SHORT EXERCISE: Find every line containing the word "image" in the records below; report only how many there are.

[START SUPPLIED INFORMATION]

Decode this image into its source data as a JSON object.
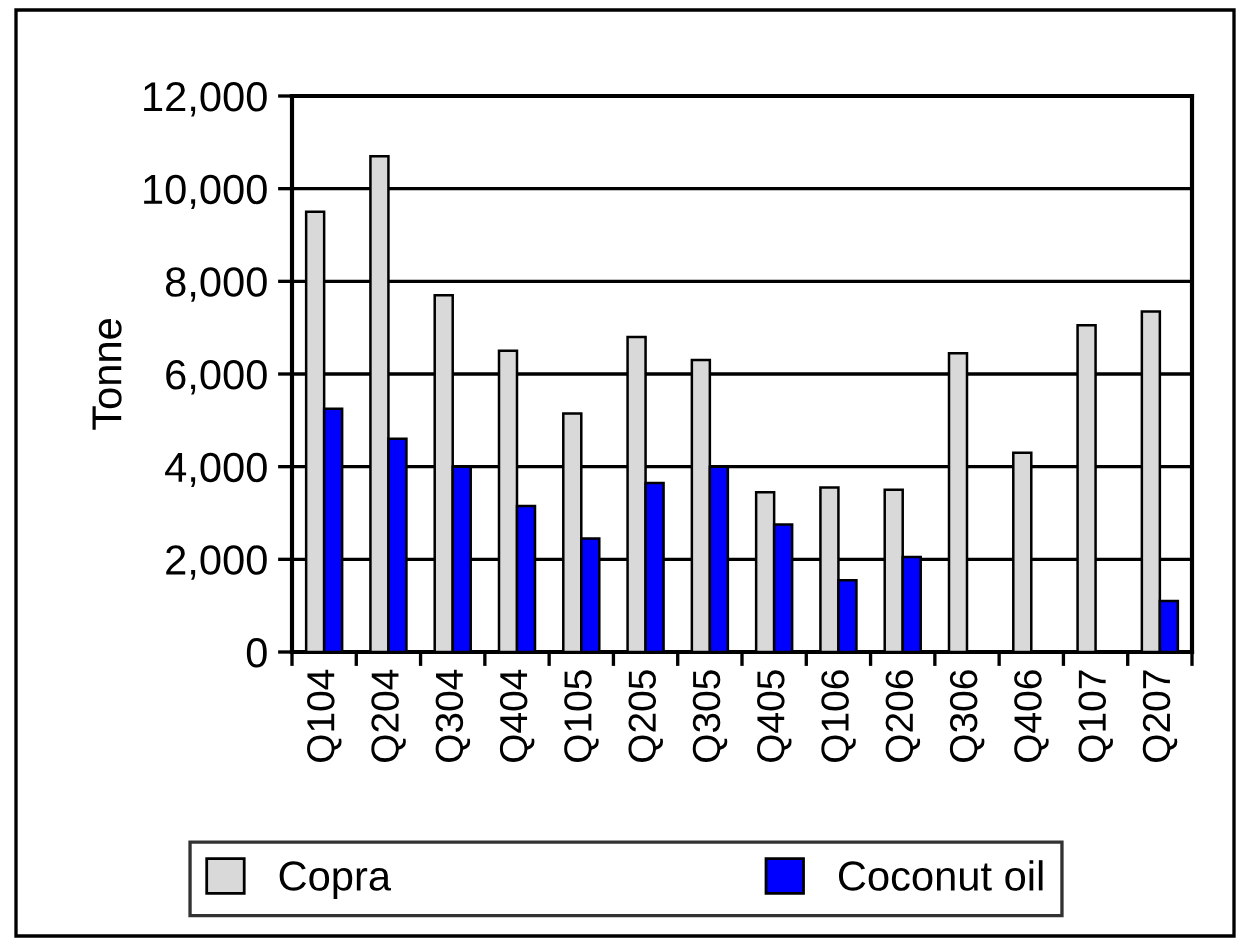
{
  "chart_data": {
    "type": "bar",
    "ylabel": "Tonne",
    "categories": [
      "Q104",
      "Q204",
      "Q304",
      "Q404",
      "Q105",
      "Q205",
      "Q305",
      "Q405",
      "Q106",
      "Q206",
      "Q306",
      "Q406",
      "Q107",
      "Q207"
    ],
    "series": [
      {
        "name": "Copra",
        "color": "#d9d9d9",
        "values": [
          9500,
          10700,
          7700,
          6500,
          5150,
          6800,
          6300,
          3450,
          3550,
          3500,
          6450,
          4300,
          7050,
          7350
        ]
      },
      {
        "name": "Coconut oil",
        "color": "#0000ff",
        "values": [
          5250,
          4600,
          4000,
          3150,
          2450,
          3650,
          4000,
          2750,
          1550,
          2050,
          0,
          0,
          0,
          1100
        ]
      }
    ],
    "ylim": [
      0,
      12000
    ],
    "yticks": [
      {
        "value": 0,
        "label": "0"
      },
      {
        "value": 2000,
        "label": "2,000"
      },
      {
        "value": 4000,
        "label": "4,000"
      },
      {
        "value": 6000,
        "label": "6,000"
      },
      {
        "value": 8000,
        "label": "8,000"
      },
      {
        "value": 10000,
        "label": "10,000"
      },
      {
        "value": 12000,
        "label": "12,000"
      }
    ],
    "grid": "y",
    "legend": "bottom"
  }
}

[END SUPPLIED INFORMATION]
[START SUPPLIED INFORMATION]

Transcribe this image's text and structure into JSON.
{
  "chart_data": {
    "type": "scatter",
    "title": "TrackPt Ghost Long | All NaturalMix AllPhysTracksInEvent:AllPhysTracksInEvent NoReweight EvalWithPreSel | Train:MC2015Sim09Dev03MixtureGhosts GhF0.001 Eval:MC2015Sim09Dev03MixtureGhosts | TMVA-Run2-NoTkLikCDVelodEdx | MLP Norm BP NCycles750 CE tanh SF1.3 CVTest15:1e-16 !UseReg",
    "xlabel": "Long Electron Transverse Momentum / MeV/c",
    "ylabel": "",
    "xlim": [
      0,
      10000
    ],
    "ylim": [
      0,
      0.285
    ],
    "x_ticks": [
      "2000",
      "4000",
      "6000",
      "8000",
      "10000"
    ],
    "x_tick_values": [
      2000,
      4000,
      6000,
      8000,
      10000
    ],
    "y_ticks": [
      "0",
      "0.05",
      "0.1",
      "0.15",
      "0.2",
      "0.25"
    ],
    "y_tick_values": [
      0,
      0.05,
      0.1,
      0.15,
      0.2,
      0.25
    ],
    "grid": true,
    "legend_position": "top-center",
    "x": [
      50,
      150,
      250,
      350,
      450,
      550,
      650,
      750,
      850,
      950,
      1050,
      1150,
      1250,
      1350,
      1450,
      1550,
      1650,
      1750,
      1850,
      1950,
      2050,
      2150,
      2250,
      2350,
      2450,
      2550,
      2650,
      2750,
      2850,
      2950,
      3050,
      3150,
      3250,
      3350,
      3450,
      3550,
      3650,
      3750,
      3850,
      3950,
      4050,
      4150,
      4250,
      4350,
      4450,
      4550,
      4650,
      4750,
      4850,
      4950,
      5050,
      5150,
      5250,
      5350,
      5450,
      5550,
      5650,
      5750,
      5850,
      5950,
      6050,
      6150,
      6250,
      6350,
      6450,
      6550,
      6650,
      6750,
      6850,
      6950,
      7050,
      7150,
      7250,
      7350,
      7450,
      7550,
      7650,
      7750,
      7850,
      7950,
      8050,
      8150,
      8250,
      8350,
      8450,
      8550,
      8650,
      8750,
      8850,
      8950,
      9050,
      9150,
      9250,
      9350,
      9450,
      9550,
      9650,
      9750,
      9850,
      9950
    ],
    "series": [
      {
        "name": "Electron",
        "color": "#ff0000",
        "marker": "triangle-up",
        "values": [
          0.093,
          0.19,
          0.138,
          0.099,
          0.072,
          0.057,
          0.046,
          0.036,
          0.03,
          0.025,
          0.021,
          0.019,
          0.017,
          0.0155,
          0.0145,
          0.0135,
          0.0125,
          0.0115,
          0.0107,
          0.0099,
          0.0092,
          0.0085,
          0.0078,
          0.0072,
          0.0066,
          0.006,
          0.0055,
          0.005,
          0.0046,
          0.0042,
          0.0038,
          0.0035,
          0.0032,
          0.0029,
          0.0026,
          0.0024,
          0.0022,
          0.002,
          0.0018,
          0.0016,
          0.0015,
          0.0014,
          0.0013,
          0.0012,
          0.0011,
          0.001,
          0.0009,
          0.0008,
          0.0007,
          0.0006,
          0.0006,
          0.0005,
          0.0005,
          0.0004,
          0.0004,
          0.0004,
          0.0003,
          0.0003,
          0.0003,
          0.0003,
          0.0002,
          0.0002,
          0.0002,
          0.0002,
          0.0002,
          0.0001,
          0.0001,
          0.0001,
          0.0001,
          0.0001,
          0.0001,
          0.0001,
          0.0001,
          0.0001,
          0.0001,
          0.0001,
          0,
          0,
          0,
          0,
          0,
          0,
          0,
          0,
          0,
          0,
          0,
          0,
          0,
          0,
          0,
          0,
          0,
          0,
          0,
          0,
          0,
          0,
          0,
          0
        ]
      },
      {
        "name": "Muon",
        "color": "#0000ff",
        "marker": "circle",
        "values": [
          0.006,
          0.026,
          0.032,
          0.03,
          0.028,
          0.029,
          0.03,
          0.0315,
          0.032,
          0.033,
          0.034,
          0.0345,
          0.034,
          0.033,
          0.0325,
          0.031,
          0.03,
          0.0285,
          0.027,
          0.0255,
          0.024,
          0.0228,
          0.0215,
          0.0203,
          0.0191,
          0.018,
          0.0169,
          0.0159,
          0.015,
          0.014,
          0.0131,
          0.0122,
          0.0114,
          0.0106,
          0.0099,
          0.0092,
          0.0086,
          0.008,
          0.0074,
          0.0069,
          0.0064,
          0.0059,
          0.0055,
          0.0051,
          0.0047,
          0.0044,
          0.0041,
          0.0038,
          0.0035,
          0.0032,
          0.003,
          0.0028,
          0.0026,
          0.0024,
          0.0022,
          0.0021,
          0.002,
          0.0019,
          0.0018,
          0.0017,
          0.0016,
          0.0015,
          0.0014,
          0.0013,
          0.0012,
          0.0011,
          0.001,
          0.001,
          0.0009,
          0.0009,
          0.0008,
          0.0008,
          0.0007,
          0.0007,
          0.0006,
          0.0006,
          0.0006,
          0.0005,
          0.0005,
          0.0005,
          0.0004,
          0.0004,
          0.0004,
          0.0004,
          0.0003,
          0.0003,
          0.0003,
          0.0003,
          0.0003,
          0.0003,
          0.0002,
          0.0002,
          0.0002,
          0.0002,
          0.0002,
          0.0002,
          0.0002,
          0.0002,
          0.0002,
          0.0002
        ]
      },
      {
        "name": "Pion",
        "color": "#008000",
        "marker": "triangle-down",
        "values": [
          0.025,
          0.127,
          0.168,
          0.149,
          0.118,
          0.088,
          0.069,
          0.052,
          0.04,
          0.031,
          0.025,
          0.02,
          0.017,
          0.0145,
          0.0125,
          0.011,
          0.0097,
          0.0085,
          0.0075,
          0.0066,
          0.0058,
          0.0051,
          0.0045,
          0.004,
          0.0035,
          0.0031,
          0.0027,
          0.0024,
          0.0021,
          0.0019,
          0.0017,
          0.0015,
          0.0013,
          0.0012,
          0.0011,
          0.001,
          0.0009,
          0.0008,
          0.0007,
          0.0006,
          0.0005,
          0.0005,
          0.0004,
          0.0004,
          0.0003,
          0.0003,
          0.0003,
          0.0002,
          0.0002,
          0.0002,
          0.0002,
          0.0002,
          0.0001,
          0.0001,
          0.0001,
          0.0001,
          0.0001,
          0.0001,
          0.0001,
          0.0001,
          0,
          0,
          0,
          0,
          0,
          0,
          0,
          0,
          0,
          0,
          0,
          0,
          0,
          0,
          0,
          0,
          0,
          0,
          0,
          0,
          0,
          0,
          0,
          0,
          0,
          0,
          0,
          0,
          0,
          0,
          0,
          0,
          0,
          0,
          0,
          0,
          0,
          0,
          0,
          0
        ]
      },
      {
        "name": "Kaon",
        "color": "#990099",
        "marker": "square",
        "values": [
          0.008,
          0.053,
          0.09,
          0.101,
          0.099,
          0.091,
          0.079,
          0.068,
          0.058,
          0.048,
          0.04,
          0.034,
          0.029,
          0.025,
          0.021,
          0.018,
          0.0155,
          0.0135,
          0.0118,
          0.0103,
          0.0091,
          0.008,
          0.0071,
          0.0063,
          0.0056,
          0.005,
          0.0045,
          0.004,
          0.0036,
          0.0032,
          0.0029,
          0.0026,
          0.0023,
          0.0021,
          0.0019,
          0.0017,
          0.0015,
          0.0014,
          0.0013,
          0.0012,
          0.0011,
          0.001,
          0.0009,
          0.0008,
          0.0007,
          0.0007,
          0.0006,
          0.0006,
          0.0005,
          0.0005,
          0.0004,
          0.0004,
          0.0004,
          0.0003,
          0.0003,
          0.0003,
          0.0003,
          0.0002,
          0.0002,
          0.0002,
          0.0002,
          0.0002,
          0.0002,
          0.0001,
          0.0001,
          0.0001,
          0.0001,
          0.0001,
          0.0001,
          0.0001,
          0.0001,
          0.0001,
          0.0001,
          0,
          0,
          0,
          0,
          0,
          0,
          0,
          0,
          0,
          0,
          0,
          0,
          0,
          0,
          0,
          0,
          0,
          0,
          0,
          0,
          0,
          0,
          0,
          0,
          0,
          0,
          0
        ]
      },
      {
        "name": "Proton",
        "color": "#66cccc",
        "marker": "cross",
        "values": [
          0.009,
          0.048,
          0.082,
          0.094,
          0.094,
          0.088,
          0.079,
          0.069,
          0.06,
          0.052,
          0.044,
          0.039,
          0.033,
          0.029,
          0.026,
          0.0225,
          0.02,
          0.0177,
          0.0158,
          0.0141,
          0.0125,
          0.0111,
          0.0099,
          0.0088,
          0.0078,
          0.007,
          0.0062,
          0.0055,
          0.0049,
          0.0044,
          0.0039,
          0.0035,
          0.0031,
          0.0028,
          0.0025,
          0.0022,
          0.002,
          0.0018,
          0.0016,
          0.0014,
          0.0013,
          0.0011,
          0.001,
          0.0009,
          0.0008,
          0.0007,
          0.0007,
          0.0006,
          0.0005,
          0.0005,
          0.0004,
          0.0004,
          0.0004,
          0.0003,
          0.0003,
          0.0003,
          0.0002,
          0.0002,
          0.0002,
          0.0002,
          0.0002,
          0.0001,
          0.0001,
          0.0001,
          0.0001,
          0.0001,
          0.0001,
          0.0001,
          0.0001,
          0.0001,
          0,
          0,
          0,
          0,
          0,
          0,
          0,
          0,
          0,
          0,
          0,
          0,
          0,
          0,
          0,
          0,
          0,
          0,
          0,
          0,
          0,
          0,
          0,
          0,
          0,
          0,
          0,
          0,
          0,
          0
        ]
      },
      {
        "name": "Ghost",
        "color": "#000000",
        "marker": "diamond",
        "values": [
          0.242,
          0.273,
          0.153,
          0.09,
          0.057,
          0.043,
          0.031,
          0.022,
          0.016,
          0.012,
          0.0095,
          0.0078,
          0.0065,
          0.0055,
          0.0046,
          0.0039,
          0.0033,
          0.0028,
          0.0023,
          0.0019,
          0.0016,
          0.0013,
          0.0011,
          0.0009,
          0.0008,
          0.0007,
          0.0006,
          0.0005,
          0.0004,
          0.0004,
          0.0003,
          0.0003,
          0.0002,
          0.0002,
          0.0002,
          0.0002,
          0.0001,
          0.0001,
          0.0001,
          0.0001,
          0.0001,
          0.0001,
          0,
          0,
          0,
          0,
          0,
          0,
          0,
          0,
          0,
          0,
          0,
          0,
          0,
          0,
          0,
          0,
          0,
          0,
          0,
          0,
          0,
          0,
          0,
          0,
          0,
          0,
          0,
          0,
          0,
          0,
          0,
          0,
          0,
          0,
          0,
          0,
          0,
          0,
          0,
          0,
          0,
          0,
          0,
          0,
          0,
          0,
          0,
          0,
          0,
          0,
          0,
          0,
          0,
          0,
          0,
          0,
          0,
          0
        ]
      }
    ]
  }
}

[END SUPPLIED INFORMATION]
[START SUPPLIED INFORMATION]

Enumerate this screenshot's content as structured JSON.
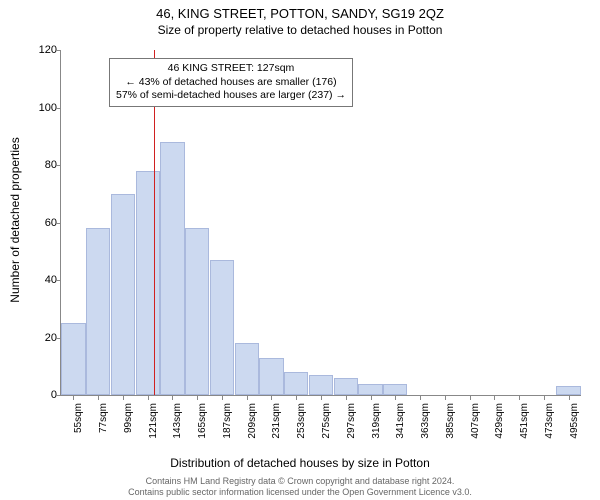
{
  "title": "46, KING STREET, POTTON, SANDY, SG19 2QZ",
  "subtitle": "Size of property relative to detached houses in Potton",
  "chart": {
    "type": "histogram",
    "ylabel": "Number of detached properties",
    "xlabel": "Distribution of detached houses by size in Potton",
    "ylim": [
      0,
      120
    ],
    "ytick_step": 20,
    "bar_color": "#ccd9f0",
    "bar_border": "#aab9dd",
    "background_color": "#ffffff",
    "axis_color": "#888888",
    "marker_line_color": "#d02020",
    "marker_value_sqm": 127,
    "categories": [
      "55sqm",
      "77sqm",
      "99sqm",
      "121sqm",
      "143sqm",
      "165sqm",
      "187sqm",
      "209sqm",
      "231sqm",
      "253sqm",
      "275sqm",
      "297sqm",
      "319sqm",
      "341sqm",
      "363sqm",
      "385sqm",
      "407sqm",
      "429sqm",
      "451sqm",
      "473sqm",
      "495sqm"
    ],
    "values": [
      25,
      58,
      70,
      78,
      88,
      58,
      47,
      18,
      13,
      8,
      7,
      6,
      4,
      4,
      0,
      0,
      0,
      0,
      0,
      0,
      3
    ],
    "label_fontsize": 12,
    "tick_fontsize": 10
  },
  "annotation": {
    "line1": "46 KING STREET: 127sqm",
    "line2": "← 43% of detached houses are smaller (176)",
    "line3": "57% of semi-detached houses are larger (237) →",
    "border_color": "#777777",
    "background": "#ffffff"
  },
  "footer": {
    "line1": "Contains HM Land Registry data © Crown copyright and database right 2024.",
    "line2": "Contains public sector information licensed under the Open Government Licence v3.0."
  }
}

[END SUPPLIED INFORMATION]

THE ANSWER: 2